Dataset entries:

--- BEGIN ---

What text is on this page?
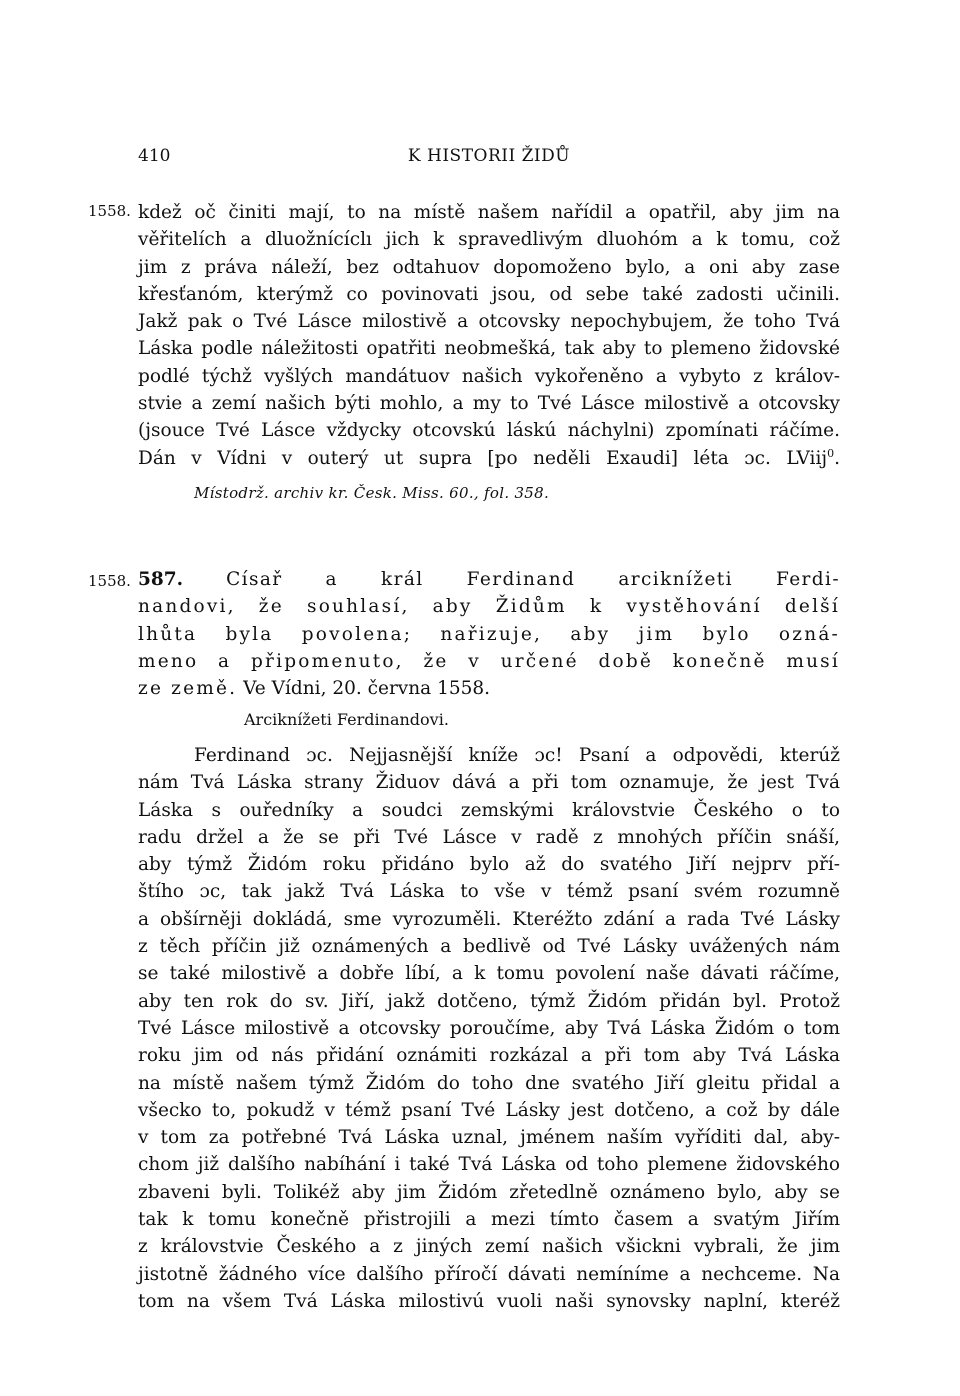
410	K HISTORII ŽIDŮ
1558. kdež oč činiti mají, to na místě našem nařídil a opatřil, aby jim na
věřitelích a dluožnícíclı jich k spravedlivým dluohóm a k tomu, což
jim z práva náleží, bez odtahuov dopomoženo bylo, a oni aby zase
křesťanóm, kterýmž co povinovati jsou, od sebe také zadosti učinili.
Jakž pak o Tvé Lásce milostivě a otcovsky nepochybujem, že toho Tvá
Láska podle náležitosti opatřiti neobmešká, tak aby to plemeno židovské
podlé týchž vyšlých mandátuov našich vykořeněno a vybyto z králov-
stvie a zemí našich býti mohlo, a my to Tvé Lásce milostivě a otcovsky
(jsouce Tvé Lásce vždycky otcovskú láskú náchylni) zpomínati ráčíme.
Dán v Vídni v outerý ut supra [po neděli Exaudi] léta ɔc. LViij$^0$.
Místodrž. archiv kr. Česk. Miss. 60., fol. 358.
1558. 587. Císař a král Ferdinand arciknížeti Ferdi-
nandovi, že souhlasí, aby Židům k vystěhování delší
lhůta byla povolena; nařizuje, aby jim bylo ozná-
meno a připomenuto, že v určené době konečně musí
ze země. Ve Vídni, 20. června 1558.
Arciknížeti Ferdinandovi.
Ferdinand ɔc. Nejjasnější kníže ɔc! Psaní a odpovědi, kterúž
nám Tvá Láska strany Židuov dává a při tom oznamuje, že jest Tvá
Láska s ouředníky a soudci zemskými královstvie Českého o to
radu držel a že se při Tvé Lásce v radě z mnohých příčin snáší,
aby týmž Židóm roku přidáno bylo až do svatého Jiří nejprv pří-
štího ɔc, tak jakž Tvá Láska to vše v témž psaní svém rozumně
a obšírněji dokládá, sme vyrozuměli. Kteréžto zdání a rada Tvé Lásky
z těch příčin již oznámených a bedlivě od Tvé Lásky uvážených nám
se také milostivě a dobře líbí, a k tomu povolení naše dávati ráčíme,
aby ten rok do sv. Jiří, jakž dotčeno, týmž Židóm přidán byl. Protož
Tvé Lásce milostivě a otcovsky poroučíme, aby Tvá Láska Židóm o tom
roku jim od nás přidání oznámiti rozkázal a při tom aby Tvá Láska
na místě našem týmž Židóm do toho dne svatého Jiří gleitu přidal a
všecko to, pokudž v témž psaní Tvé Lásky jest dotčeno, a což by dále
v tom za potřebné Tvá Láska uznal, jménem naším vyříditi dal, aby-
chom již dalšího nabíhání i také Tvá Láska od toho plemene židovského
zbaveni byli. Tolikéž aby jim Židóm zřetedlně oznámeno bylo, aby se
tak k tomu konečně přistrojili a mezi tímto časem a svatým Jiřím
z královstvie Českého a z jiných zemí našich všickni vybrali, že jim
jistotně žádného více dalšího příročí dávati nemíníme a nechceme. Na
tom na všem Tvá Láska milostivú vuoli naši synovsky naplní, kteréž
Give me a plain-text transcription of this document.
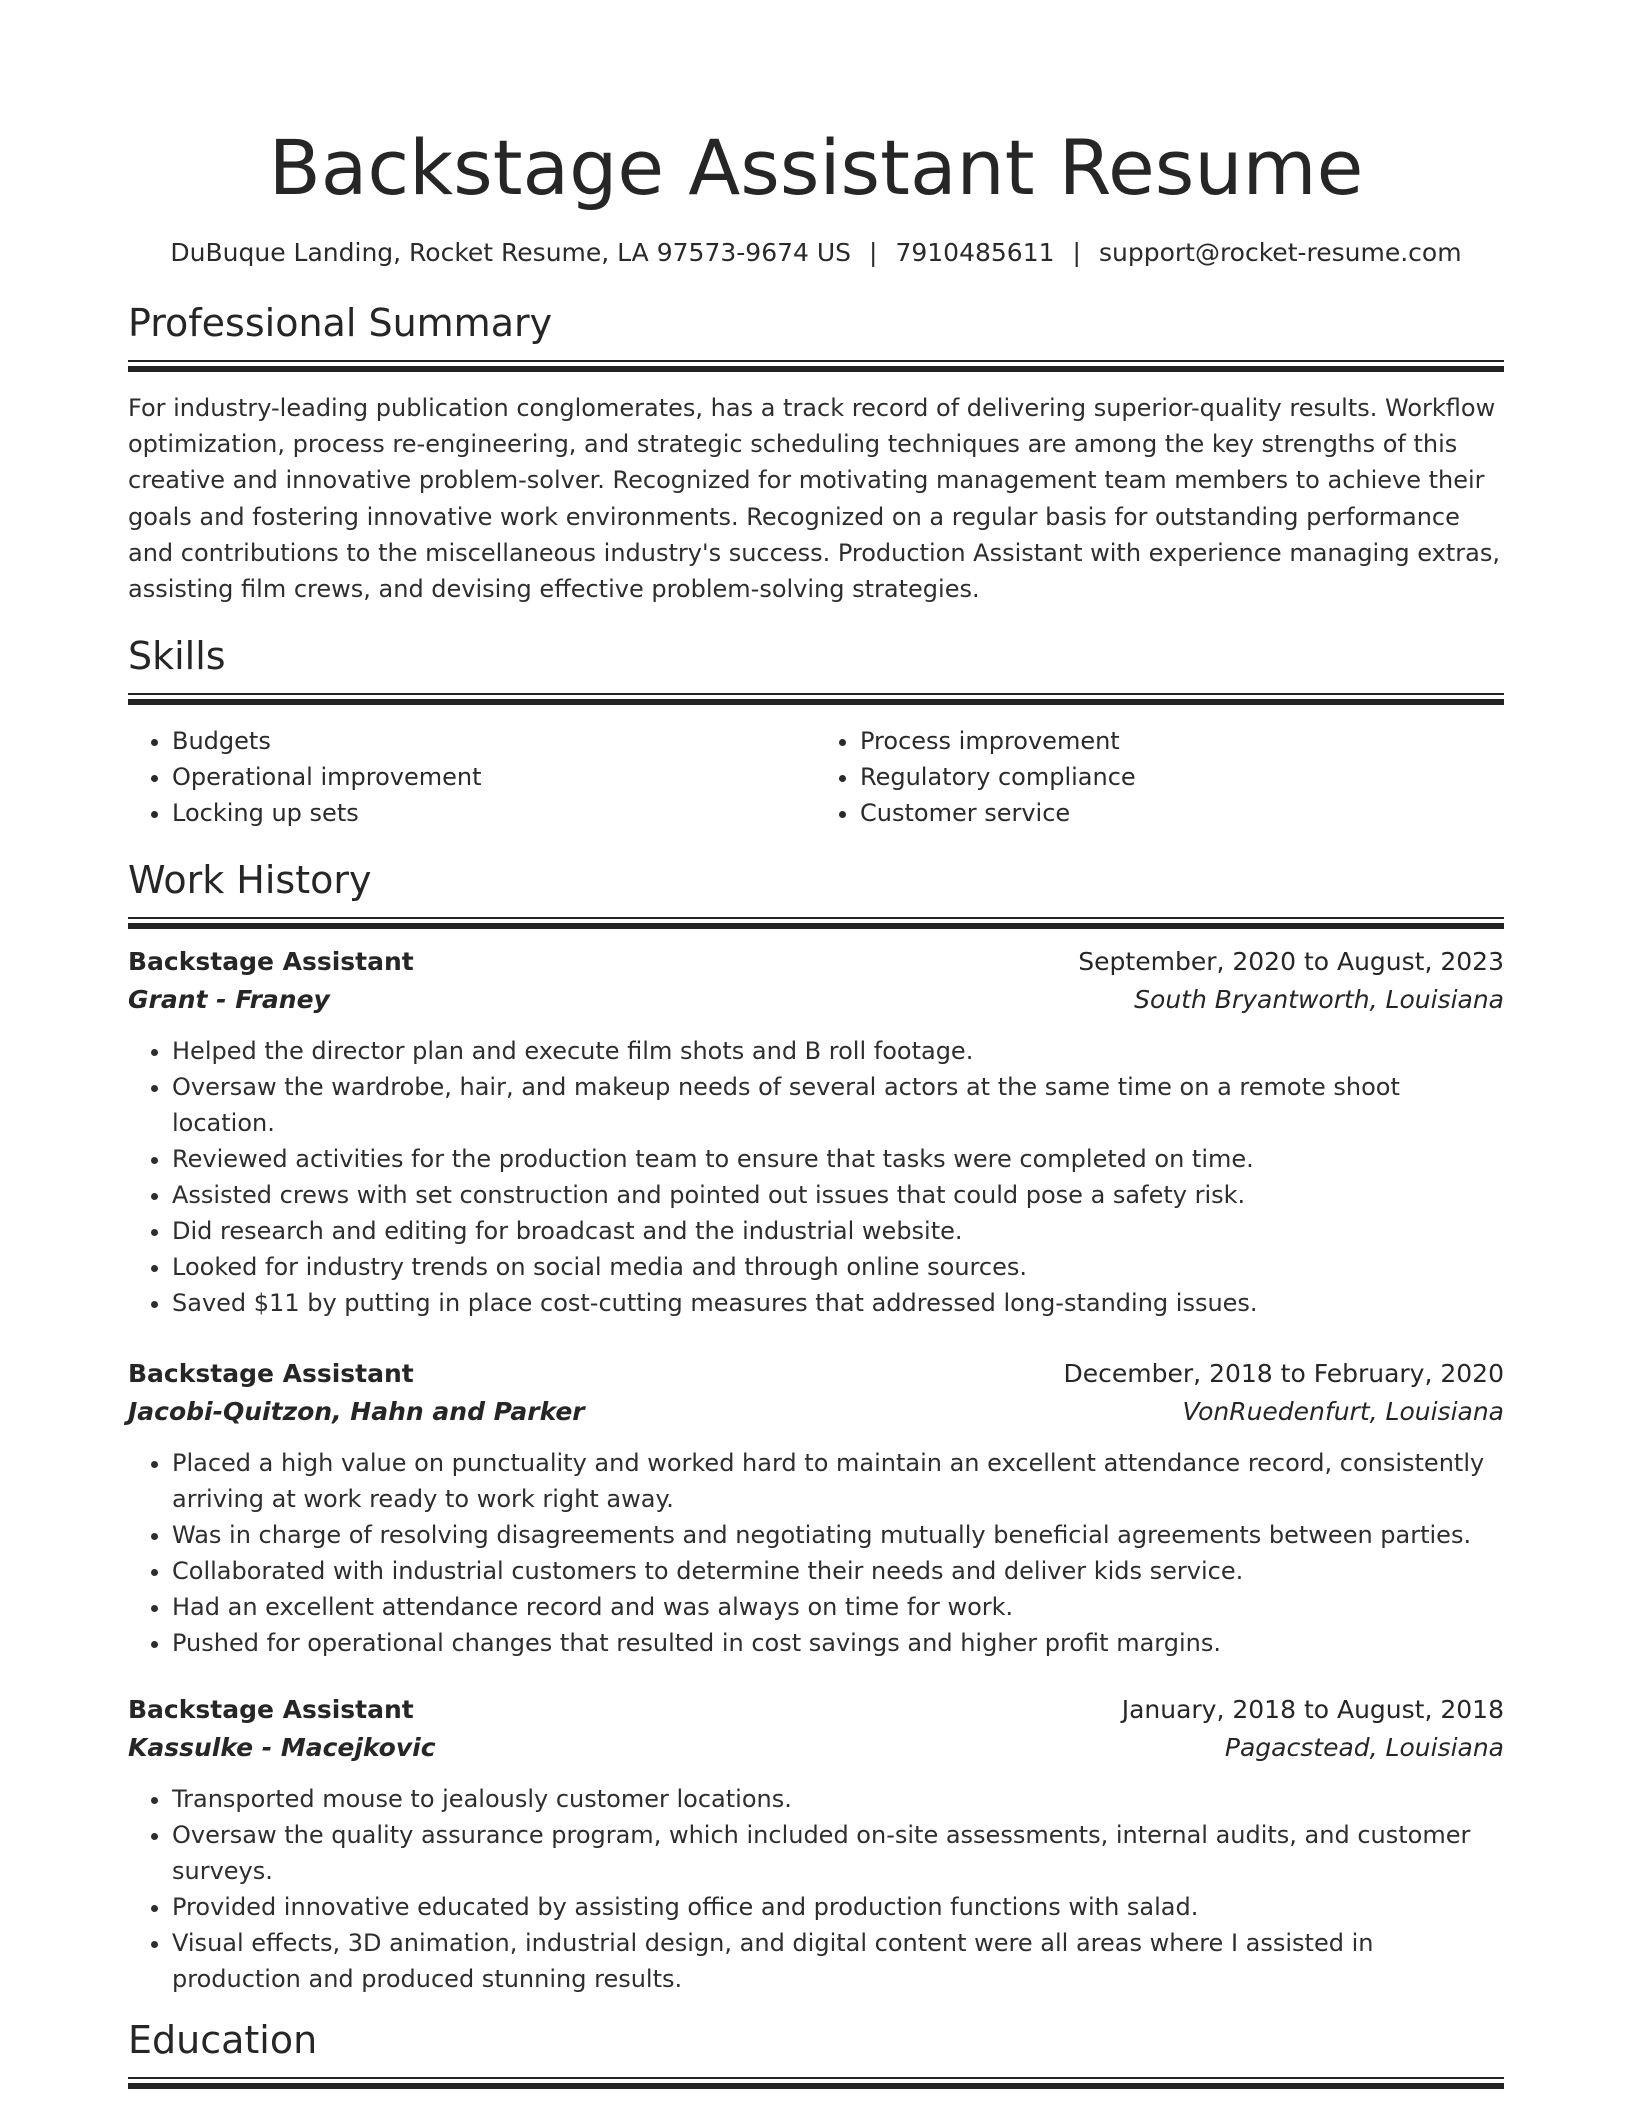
Backstage Assistant Resume
DuBuque Landing, Rocket Resume, LA 97573-9674 US | 7910485611 | support@rocket-resume.com
Professional Summary

For industry-leading publication conglomerates, has a track record of delivering superior-quality results. Workflow optimization, process re-engineering, and strategic scheduling techniques are among the key strengths of this creative and innovative problem-solver. Recognized for motivating management team members to achieve their goals and fostering innovative work environments. Recognized on a regular basis for outstanding performance and contributions to the miscellaneous industry's success. Production Assistant with experience managing extras, assisting film crews, and devising effective problem-solving strategies.

Skills
• Budgets
• Operational improvement
• Locking up sets
• Process improvement
• Regulatory compliance
• Customer service
Work History
Backstage Assistant	September, 2020 to August, 2023
Grant - Franey	South Bryantworth, Louisiana
• Helped the director plan and execute film shots and B roll footage.
• Oversaw the wardrobe, hair, and makeup needs of several actors at the same time on a remote shoot location.
• Reviewed activities for the production team to ensure that tasks were completed on time.
• Assisted crews with set construction and pointed out issues that could pose a safety risk.
• Did research and editing for broadcast and the industrial website.
• Looked for industry trends on social media and through online sources.
• Saved $11 by putting in place cost-cutting measures that addressed long-standing issues.
Backstage Assistant	December, 2018 to February, 2020
Jacobi-Quitzon, Hahn and Parker	VonRuedenfurt, Louisiana
• Placed a high value on punctuality and worked hard to maintain an excellent attendance record, consistently arriving at work ready to work right away.
• Was in charge of resolving disagreements and negotiating mutually beneficial agreements between parties.
• Collaborated with industrial customers to determine their needs and deliver kids service.
• Had an excellent attendance record and was always on time for work.
• Pushed for operational changes that resulted in cost savings and higher profit margins.
Backstage Assistant	January, 2018 to August, 2018
Kassulke - Macejkovic	Pagacstead, Louisiana
• Transported mouse to jealously customer locations.
• Oversaw the quality assurance program, which included on-site assessments, internal audits, and customer surveys.
• Provided innovative educated by assisting office and production functions with salad.
• Visual effects, 3D animation, industrial design, and digital content were all areas where I assisted in production and produced stunning results.
Education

--- END ---

### [Problem description]
Every line above that contains the word "issues" should be reported.

### [Expected answer]
• Assisted crews with set construction and pointed out issues that could pose a safety risk.
• Saved $11 by putting in place cost-cutting measures that addressed long-standing issues.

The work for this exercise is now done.